*PROBLEM DETAILS:* Pull out every line in the data that has the string "Suche" in it.

*MATERIAL PROVIDED:*
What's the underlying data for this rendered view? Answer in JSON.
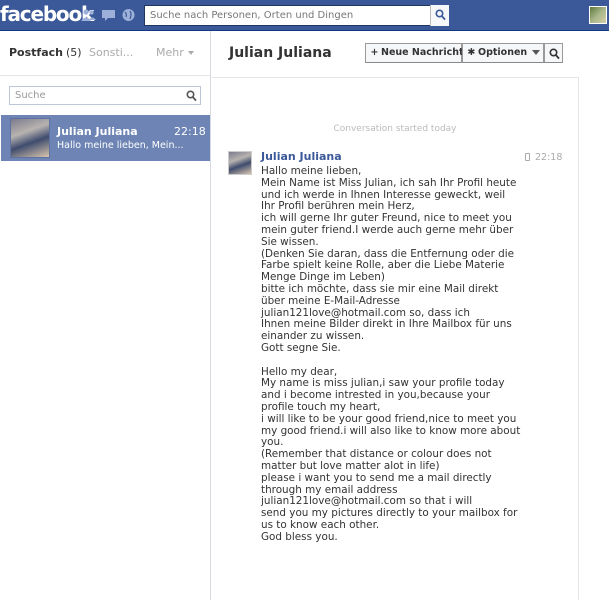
{
  "topbar": {
    "logo": "facebook",
    "search_placeholder": "Suche nach Personen, Orten und Dingen"
  },
  "sidebar": {
    "inbox_label": "Postfach",
    "inbox_count": "(5)",
    "other_label": "Sonsti...",
    "more_label": "Mehr",
    "filter_placeholder": "Suche",
    "threads": [
      {
        "name": "Julian Juliana",
        "time": "22:18",
        "snippet": "Hallo meine lieben, Mein..."
      }
    ]
  },
  "conversation": {
    "title": "Julian Juliana",
    "new_message_label": "Neue Nachricht",
    "options_label": "Optionen",
    "started_text": "Conversation started today",
    "message": {
      "sender": "Julian Juliana",
      "time": "22:18",
      "body": "Hallo meine lieben,\nMein Name ist Miss Julian, ich sah Ihr Profil heute\nund ich werde in Ihnen Interesse geweckt, weil\nIhr Profil berühren mein Herz,\nich will gerne Ihr guter Freund, nice to meet you\nmein guter friend.I werde auch gerne mehr über\nSie wissen.\n(Denken Sie daran, dass die Entfernung oder die\nFarbe spielt keine Rolle, aber die Liebe Materie\nMenge Dinge im Leben)\nbitte ich möchte, dass sie mir eine Mail direkt\nüber meine E-Mail-Adresse\njulian121love@hotmail.com so, dass ich\nIhnen meine Bilder direkt in Ihre Mailbox für uns\neinander zu wissen.\nGott segne Sie.\n\nHello my dear,\nMy name is miss julian,i saw your profile today\nand i become intrested in you,because your\nprofile touch my heart,\ni will like to be your good friend,nice to meet you\nmy good friend.i will also like to know more about\nyou.\n(Remember that distance or colour does not\nmatter but love matter alot in life)\nplease i want you to send me a mail directly\nthrough my email address\njulian121love@hotmail.com so that i will\nsend you my pictures directly to your mailbox for\nus to know each other.\nGod bless you."
    }
  },
  "colors": {
    "brand_blue": "#3b5998",
    "selected_thread": "#6d84b4"
  }
}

*REPLY:*
    "search_placeholder": "Suche nach Personen, Orten und Dingen"
    "filter_placeholder": "Suche",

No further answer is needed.